***** DATA SUPPLIED *****

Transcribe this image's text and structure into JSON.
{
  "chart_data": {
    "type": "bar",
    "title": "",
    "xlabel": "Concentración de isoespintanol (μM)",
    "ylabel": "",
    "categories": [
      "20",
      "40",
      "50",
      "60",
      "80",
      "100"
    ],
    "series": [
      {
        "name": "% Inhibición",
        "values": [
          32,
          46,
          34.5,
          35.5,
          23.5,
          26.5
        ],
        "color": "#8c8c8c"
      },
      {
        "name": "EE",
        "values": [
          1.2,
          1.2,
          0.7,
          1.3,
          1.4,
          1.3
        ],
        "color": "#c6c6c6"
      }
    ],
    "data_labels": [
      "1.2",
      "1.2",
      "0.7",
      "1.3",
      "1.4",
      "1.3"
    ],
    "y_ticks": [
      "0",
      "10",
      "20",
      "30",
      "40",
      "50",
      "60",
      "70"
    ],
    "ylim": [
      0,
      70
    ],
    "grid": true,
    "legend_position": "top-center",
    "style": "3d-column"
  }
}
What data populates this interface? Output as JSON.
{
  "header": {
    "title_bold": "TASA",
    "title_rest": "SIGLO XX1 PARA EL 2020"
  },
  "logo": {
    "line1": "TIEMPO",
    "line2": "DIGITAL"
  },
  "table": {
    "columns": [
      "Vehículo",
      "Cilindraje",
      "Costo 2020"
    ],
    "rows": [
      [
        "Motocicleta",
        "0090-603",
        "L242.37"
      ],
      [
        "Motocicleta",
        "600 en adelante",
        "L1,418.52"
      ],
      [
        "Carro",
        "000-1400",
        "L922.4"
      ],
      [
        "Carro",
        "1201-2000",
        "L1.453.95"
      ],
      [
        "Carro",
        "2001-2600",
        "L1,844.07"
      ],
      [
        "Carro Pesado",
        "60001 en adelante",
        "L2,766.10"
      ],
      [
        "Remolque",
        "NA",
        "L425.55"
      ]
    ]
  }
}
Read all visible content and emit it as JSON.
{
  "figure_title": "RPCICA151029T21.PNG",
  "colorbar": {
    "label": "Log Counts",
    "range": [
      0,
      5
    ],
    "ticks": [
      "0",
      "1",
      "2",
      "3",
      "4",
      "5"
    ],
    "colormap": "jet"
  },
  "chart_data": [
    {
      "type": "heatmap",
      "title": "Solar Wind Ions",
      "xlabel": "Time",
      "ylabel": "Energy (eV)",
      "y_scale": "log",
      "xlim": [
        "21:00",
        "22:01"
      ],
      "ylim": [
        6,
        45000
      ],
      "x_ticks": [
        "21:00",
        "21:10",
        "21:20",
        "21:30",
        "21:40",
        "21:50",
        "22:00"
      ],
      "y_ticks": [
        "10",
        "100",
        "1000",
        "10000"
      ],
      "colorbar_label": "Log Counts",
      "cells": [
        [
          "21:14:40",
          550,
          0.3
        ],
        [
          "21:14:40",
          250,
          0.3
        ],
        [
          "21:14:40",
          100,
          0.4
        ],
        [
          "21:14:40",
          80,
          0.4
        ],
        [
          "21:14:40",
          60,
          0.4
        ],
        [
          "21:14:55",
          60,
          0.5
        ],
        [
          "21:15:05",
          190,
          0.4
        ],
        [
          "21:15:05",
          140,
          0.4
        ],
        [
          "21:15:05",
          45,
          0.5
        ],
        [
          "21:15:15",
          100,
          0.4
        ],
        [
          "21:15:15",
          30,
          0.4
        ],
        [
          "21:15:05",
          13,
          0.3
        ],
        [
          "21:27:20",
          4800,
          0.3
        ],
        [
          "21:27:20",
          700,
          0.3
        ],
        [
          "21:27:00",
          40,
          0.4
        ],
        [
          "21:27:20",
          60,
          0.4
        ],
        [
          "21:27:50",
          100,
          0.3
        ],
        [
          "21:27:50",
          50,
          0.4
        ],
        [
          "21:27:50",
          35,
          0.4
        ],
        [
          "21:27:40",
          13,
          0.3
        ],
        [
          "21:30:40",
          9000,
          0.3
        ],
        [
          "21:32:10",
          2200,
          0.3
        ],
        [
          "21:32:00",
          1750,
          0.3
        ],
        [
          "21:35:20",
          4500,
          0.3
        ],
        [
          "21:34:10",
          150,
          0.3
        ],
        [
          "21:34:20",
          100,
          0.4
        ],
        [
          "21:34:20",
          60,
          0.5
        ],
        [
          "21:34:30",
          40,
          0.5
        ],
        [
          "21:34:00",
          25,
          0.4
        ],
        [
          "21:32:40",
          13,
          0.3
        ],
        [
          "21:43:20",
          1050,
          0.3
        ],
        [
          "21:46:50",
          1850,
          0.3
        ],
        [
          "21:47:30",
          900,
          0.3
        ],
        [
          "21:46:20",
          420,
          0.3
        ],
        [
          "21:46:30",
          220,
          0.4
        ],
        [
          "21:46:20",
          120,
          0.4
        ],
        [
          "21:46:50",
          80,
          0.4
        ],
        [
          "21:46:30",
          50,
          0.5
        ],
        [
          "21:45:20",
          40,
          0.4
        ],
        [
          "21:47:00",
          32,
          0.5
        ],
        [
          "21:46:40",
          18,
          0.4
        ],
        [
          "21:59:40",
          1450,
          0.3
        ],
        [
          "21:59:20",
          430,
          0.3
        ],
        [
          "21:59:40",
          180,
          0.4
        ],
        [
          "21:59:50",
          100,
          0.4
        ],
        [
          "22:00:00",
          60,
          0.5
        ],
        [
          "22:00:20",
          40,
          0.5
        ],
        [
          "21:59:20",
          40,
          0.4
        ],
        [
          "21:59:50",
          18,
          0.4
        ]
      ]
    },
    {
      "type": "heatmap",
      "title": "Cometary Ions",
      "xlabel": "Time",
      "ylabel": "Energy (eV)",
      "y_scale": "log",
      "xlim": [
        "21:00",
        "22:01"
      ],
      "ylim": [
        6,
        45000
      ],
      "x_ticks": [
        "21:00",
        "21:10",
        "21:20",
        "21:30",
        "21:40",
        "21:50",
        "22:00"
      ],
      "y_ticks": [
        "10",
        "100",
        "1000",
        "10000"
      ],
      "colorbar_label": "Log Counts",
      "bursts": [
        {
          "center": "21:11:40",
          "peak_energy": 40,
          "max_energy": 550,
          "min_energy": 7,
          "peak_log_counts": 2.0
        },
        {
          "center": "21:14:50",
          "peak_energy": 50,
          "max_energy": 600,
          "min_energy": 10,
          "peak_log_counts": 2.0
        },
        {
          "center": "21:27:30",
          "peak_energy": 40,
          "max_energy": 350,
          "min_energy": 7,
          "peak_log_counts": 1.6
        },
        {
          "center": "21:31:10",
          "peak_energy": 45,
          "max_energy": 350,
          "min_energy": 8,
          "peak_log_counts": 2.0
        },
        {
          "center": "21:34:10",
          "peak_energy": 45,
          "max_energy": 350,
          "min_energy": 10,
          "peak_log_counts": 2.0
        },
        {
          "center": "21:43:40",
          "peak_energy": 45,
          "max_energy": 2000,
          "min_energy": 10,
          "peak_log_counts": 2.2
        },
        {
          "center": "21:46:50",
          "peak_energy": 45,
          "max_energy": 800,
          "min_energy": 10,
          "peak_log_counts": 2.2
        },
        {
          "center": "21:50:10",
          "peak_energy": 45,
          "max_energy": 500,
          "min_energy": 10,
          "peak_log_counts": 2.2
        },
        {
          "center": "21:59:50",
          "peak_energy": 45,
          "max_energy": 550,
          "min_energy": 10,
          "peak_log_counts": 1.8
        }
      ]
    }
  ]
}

*****

Reproduce the records in full, exactly as written.

> [EXPECTED ANSWER]:
Transcribe this image's text and structure into JSON.
{
  "chart_data": {
    "type": "bar",
    "title": "",
    "xlabel": "Concentración de isoespintanol (μM)",
    "ylabel": "",
    "categories": [
      "20",
      "40",
      "50",
      "60",
      "80",
      "100"
    ],
    "series": [
      {
        "name": "% Inhibición",
        "values": [
          32,
          46,
          34.5,
          35.5,
          23.5,
          26.5
        ],
        "color": "#8c8c8c"
      },
      {
        "name": "EE",
        "values": [
          1.2,
          1.2,
          0.7,
          1.3,
          1.4,
          1.3
        ],
        "color": "#c6c6c6"
      }
    ],
    "data_labels": [
      "1.2",
      "1.2",
      "0.7",
      "1.3",
      "1.4",
      "1.3"
    ],
    "y_ticks": [
      "0",
      "10",
      "20",
      "30",
      "40",
      "50",
      "60",
      "70"
    ],
    "ylim": [
      0,
      70
    ],
    "grid": true,
    "legend_position": "top-center",
    "style": "3d-column"
  }
}
What data populates this interface? Output as JSON.
{
  "header": {
    "title_bold": "TASA",
    "title_rest": "SIGLO XX1 PARA EL 2020"
  },
  "logo": {
    "line1": "TIEMPO",
    "line2": "DIGITAL"
  },
  "table": {
    "columns": [
      "Vehículo",
      "Cilindraje",
      "Costo 2020"
    ],
    "rows": [
      [
        "Motocicleta",
        "0090-603",
        "L242.37"
      ],
      [
        "Motocicleta",
        "600 en adelante",
        "L1,418.52"
      ],
      [
        "Carro",
        "000-1400",
        "L922.4"
      ],
      [
        "Carro",
        "1201-2000",
        "L1.453.95"
      ],
      [
        "Carro",
        "2001-2600",
        "L1,844.07"
      ],
      [
        "Carro Pesado",
        "60001 en adelante",
        "L2,766.10"
      ],
      [
        "Remolque",
        "NA",
        "L425.55"
      ]
    ]
  }
}
Read all visible content and emit it as JSON.
{
  "figure_title": "RPCICA151029T21.PNG",
  "colorbar": {
    "label": "Log Counts",
    "range": [
      0,
      5
    ],
    "ticks": [
      "0",
      "1",
      "2",
      "3",
      "4",
      "5"
    ],
    "colormap": "jet"
  },
  "chart_data": [
    {
      "type": "heatmap",
      "title": "Solar Wind Ions",
      "xlabel": "Time",
      "ylabel": "Energy (eV)",
      "y_scale": "log",
      "xlim": [
        "21:00",
        "22:01"
      ],
      "ylim": [
        6,
        45000
      ],
      "x_ticks": [
        "21:00",
        "21:10",
        "21:20",
        "21:30",
        "21:40",
        "21:50",
        "22:00"
      ],
      "y_ticks": [
        "10",
        "100",
        "1000",
        "10000"
      ],
      "colorbar_label": "Log Counts",
      "cells": [
        [
          "21:14:40",
          550,
          0.3
        ],
        [
          "21:14:40",
          250,
          0.3
        ],
        [
          "21:14:40",
          100,
          0.4
        ],
        [
          "21:14:40",
          80,
          0.4
        ],
        [
          "21:14:40",
          60,
          0.4
        ],
        [
          "21:14:55",
          60,
          0.5
        ],
        [
          "21:15:05",
          190,
          0.4
        ],
        [
          "21:15:05",
          140,
          0.4
        ],
        [
          "21:15:05",
          45,
          0.5
        ],
        [
          "21:15:15",
          100,
          0.4
        ],
        [
          "21:15:15",
          30,
          0.4
        ],
        [
          "21:15:05",
          13,
          0.3
        ],
        [
          "21:27:20",
          4800,
          0.3
        ],
        [
          "21:27:20",
          700,
          0.3
        ],
        [
          "21:27:00",
          40,
          0.4
        ],
        [
          "21:27:20",
          60,
          0.4
        ],
        [
          "21:27:50",
          100,
          0.3
        ],
        [
          "21:27:50",
          50,
          0.4
        ],
        [
          "21:27:50",
          35,
          0.4
        ],
        [
          "21:27:40",
          13,
          0.3
        ],
        [
          "21:30:40",
          9000,
          0.3
        ],
        [
          "21:32:10",
          2200,
          0.3
        ],
        [
          "21:32:00",
          1750,
          0.3
        ],
        [
          "21:35:20",
          4500,
          0.3
        ],
        [
          "21:34:10",
          150,
          0.3
        ],
        [
          "21:34:20",
          100,
          0.4
        ],
        [
          "21:34:20",
          60,
          0.5
        ],
        [
          "21:34:30",
          40,
          0.5
        ],
        [
          "21:34:00",
          25,
          0.4
        ],
        [
          "21:32:40",
          13,
          0.3
        ],
        [
          "21:43:20",
          1050,
          0.3
        ],
        [
          "21:46:50",
          1850,
          0.3
        ],
        [
          "21:47:30",
          900,
          0.3
        ],
        [
          "21:46:20",
          420,
          0.3
        ],
        [
          "21:46:30",
          220,
          0.4
        ],
        [
          "21:46:20",
          120,
          0.4
        ],
        [
          "21:46:50",
          80,
          0.4
        ],
        [
          "21:46:30",
          50,
          0.5
        ],
        [
          "21:45:20",
          40,
          0.4
        ],
        [
          "21:47:00",
          32,
          0.5
        ],
        [
          "21:46:40",
          18,
          0.4
        ],
        [
          "21:59:40",
          1450,
          0.3
        ],
        [
          "21:59:20",
          430,
          0.3
        ],
        [
          "21:59:40",
          180,
          0.4
        ],
        [
          "21:59:50",
          100,
          0.4
        ],
        [
          "22:00:00",
          60,
          0.5
        ],
        [
          "22:00:20",
          40,
          0.5
        ],
        [
          "21:59:20",
          40,
          0.4
        ],
        [
          "21:59:50",
          18,
          0.4
        ]
      ]
    },
    {
      "type": "heatmap",
      "title": "Cometary Ions",
      "xlabel": "Time",
      "ylabel": "Energy (eV)",
      "y_scale": "log",
      "xlim": [
        "21:00",
        "22:01"
      ],
      "ylim": [
        6,
        45000
      ],
      "x_ticks": [
        "21:00",
        "21:10",
        "21:20",
        "21:30",
        "21:40",
        "21:50",
        "22:00"
      ],
      "y_ticks": [
        "10",
        "100",
        "1000",
        "10000"
      ],
      "colorbar_label": "Log Counts",
      "bursts": [
        {
          "center": "21:11:40",
          "peak_energy": 40,
          "max_energy": 550,
          "min_energy": 7,
          "peak_log_counts": 2.0
        },
        {
          "center": "21:14:50",
          "peak_energy": 50,
          "max_energy": 600,
          "min_energy": 10,
          "peak_log_counts": 2.0
        },
        {
          "center": "21:27:30",
          "peak_energy": 40,
          "max_energy": 350,
          "min_energy": 7,
          "peak_log_counts": 1.6
        },
        {
          "center": "21:31:10",
          "peak_energy": 45,
          "max_energy": 350,
          "min_energy": 8,
          "peak_log_counts": 2.0
        },
        {
          "center": "21:34:10",
          "peak_energy": 45,
          "max_energy": 350,
          "min_energy": 10,
          "peak_log_counts": 2.0
        },
        {
          "center": "21:43:40",
          "peak_energy": 45,
          "max_energy": 2000,
          "min_energy": 10,
          "peak_log_counts": 2.2
        },
        {
          "center": "21:46:50",
          "peak_energy": 45,
          "max_energy": 800,
          "min_energy": 10,
          "peak_log_counts": 2.2
        },
        {
          "center": "21:50:10",
          "peak_energy": 45,
          "max_energy": 500,
          "min_energy": 10,
          "peak_log_counts": 2.2
        },
        {
          "center": "21:59:50",
          "peak_energy": 45,
          "max_energy": 550,
          "min_energy": 10,
          "peak_log_counts": 1.8
        }
      ]
    }
  ]
}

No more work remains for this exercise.